# Direction
For the listing below, give the count of lines containing "this", and no other text.

# Task inputs
--------

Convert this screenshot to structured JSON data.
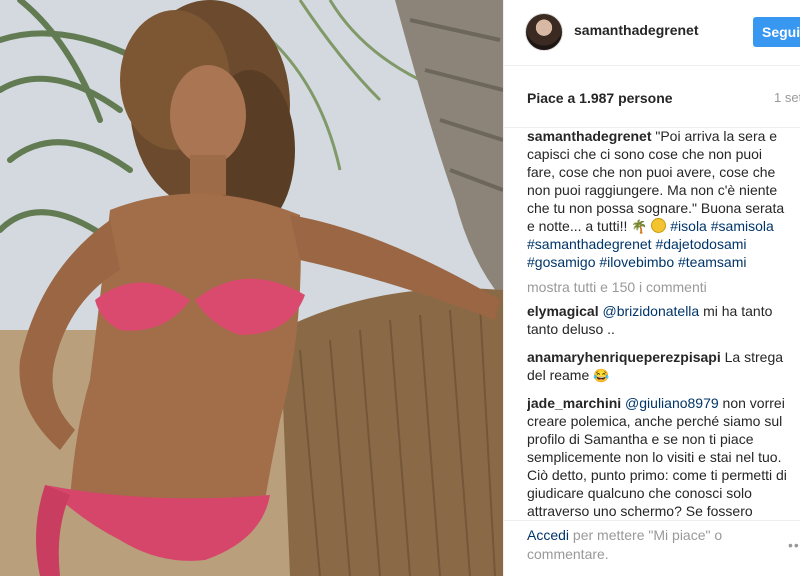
{
  "post": {
    "username": "samanthadegrenet",
    "follow_label": "Segui",
    "likes_text": "Piace a 1.987 persone",
    "date_text": "1 set"
  },
  "photo": {
    "alt_subject": "woman in pink bikini leaning on palm tree"
  },
  "caption": {
    "username": "samanthadegrenet",
    "text": "\"Poi arriva la sera e capisci che ci sono cose che non puoi fare, cose che non puoi avere, cose che non puoi raggiungere. Ma non c'è niente che tu non possa sognare.\" Buona serata e notte... a tutti!!",
    "emoji_1": "🌴",
    "hashtags": [
      "#isola",
      "#samisola",
      "#samanthadegrenet",
      "#dajetodosami",
      "#gosamigo",
      "#ilovebimbo",
      "#teamsami"
    ]
  },
  "load_more_label": "mostra tutti e 150 i commenti",
  "comments": [
    {
      "username": "elymagical",
      "mention": "@brizidonatella",
      "text": " mi ha tanto tanto deluso .."
    },
    {
      "username": "anamaryhenriqueperezpisapi",
      "text": "La strega del reame",
      "emoji": "😂"
    },
    {
      "username": "jade_marchini",
      "mention": "@giuliano8979",
      "text": " non vorrei creare polemica, anche perché siamo sul profilo di Samantha e se non ti piace semplicemente non lo visiti e stai nel tuo. Ciò detto, punto primo: come ti permetti di giudicare qualcuno che conosci solo attraverso uno schermo? Se fossero"
    }
  ],
  "footer": {
    "login_label": "Accedi",
    "rest_text": " per mettere \"Mi piace\" o commentare.",
    "more_label": "•••"
  },
  "colors": {
    "follow_button": "#3897f0",
    "link": "#003569",
    "muted": "#999999",
    "text": "#262626"
  }
}
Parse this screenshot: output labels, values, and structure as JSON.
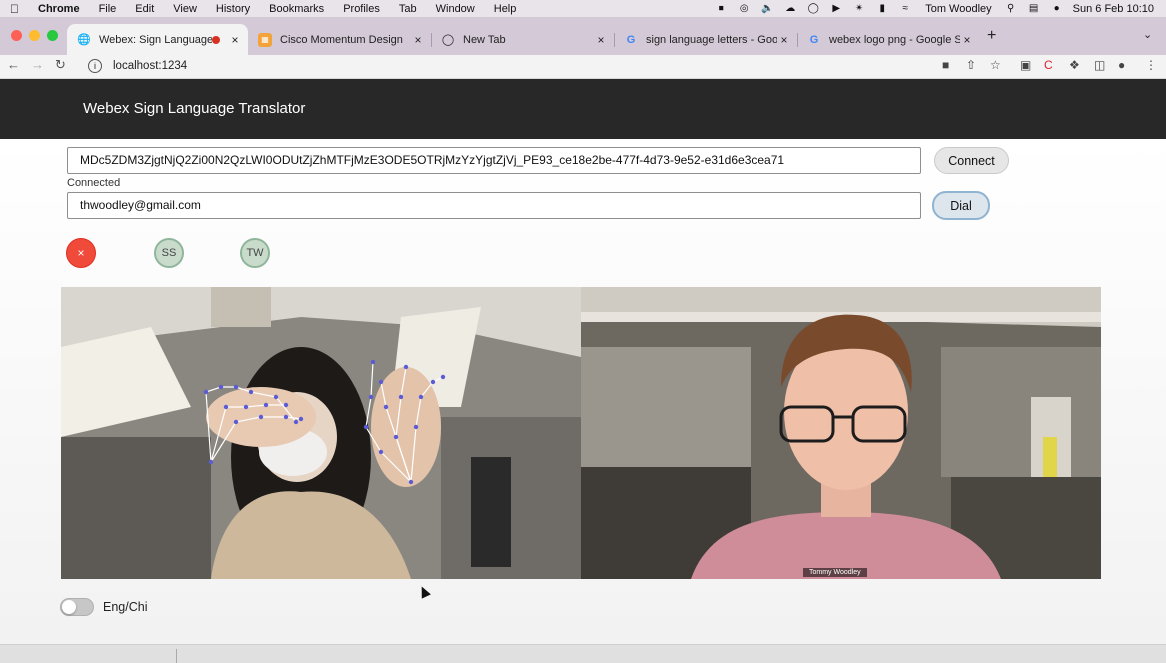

--------

# Full solution
2